_Stated exercise_
Return a copy of every line in the records that includes the word "Lines".

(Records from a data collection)
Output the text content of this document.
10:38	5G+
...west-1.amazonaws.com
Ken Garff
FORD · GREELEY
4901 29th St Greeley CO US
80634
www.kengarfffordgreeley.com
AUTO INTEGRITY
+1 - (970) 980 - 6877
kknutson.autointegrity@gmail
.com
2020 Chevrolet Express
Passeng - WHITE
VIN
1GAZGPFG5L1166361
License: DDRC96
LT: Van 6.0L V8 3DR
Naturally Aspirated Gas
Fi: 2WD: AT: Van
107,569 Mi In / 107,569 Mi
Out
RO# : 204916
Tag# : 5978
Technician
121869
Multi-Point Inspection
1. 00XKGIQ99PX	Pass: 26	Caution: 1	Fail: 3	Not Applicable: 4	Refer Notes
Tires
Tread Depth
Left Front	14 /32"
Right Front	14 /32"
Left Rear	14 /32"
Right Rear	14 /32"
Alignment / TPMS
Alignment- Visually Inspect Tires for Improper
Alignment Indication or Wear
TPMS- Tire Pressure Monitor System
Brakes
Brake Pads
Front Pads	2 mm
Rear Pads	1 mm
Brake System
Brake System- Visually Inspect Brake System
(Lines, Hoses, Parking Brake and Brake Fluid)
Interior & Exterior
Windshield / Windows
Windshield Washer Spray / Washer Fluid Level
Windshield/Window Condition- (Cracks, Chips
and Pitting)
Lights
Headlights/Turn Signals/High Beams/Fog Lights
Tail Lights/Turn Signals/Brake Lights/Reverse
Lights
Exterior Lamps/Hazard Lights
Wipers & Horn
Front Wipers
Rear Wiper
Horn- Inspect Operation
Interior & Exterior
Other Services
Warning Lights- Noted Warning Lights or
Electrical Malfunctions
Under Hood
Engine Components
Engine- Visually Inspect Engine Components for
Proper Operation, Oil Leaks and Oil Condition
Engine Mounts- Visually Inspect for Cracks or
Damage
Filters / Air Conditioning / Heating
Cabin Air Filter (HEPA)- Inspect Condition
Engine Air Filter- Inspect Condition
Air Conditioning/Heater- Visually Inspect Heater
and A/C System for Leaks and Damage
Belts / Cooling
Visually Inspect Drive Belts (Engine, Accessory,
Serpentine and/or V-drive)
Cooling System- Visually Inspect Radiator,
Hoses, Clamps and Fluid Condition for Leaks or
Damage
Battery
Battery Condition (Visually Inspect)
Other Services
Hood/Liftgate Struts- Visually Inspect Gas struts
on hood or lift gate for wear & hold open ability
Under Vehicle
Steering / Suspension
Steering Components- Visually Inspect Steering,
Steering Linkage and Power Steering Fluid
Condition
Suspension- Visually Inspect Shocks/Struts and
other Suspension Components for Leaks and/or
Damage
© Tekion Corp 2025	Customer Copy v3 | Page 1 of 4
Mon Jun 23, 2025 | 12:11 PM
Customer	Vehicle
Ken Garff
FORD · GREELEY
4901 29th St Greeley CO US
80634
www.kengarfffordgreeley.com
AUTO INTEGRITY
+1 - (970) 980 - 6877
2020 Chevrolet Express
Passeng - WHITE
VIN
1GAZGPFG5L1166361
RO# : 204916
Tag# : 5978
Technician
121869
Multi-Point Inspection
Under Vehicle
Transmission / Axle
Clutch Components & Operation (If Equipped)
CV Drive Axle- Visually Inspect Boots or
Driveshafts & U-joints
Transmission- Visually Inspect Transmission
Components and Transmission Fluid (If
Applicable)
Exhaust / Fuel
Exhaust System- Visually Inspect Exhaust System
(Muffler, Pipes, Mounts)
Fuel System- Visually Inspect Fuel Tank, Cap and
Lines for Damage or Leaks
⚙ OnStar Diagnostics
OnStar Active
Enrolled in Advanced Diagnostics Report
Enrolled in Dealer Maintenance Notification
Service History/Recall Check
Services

_Worked answer_
(Lines, Hoses, Parking Brake and Brake Fluid)
Lines for Damage or Leaks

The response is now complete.